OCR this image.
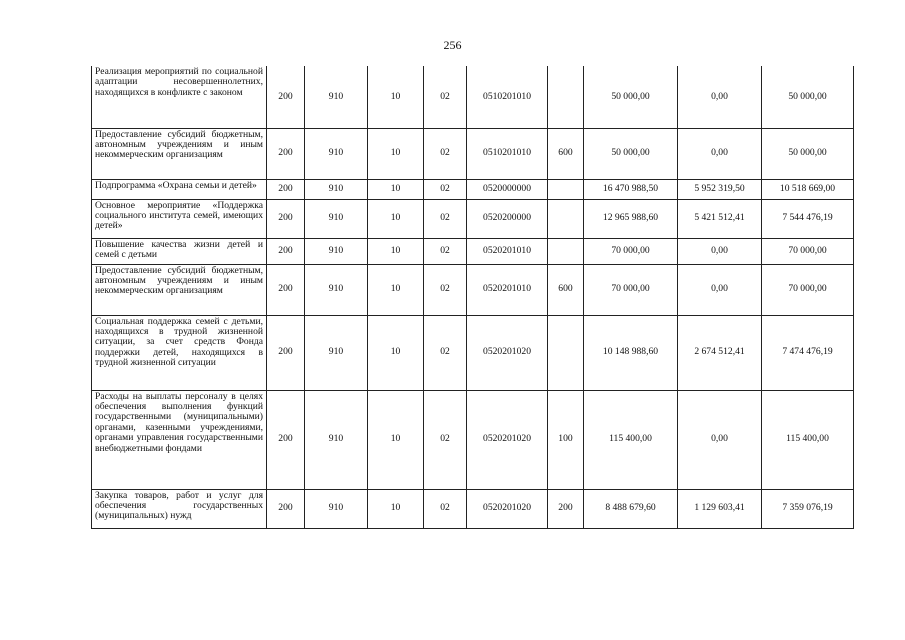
256
Реализация мероприятий по социальной адаптации несовершеннолетних, находящихся в конфликте с законом	200	910	10	02	0510201010		50 000,00	0,00	50 000,00
Предоставление субсидий бюджетным, автономным учреждениям и иным некоммерческим организациям	200	910	10	02	0510201010	600	50 000,00	0,00	50 000,00
Подпрограмма «Охрана семьи и детей»	200	910	10	02	0520000000		16 470 988,50	5 952 319,50	10 518 669,00
Основное мероприятие «Поддержка социального института семей, имеющих детей»	200	910	10	02	0520200000		12 965 988,60	5 421 512,41	7 544 476,19
Повышение качества жизни детей и семей с детьми	200	910	10	02	0520201010		70 000,00	0,00	70 000,00
Предоставление субсидий бюджетным, автономным учреждениям и иным некоммерческим организациям	200	910	10	02	0520201010	600	70 000,00	0,00	70 000,00
Социальная поддержка семей с детьми, находящихся в трудной жизненной ситуации, за счет средств Фонда поддержки детей, находящихся в трудной жизненной ситуации	200	910	10	02	0520201020		10 148 988,60	2 674 512,41	7 474 476,19
Расходы на выплаты персоналу в целях обеспечения выполнения функций государственными (муниципальными) органами, казенными учреждениями, органами управления государственными внебюджетными фондами	200	910	10	02	0520201020	100	115 400,00	0,00	115 400,00
Закупка товаров, работ и услуг для обеспечения государственных (муниципальных) нужд	200	910	10	02	0520201020	200	8 488 679,60	1 129 603,41	7 359 076,19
================================
→ **Problem**:
Each line that has the word "детей" should be copied.

→ **Full output**:
Подпрограмма «Охрана семьи и детей»	200	910	10	02	0520000000		16 470 988,50	5 952 319,50	10 518 669,00
Основное мероприятие «Поддержка социального института семей, имеющих детей»	200	910	10	02	0520200000		12 965 988,60	5 421 512,41	7 544 476,19
Повышение качества жизни детей и семей с детьми	200	910	10	02	0520201010		70 000,00	0,00	70 000,00
Социальная поддержка семей с детьми, находящихся в трудной жизненной ситуации, за счет средств Фонда поддержки детей, находящихся в трудной жизненной ситуации	200	910	10	02	0520201020		10 148 988,60	2 674 512,41	7 474 476,19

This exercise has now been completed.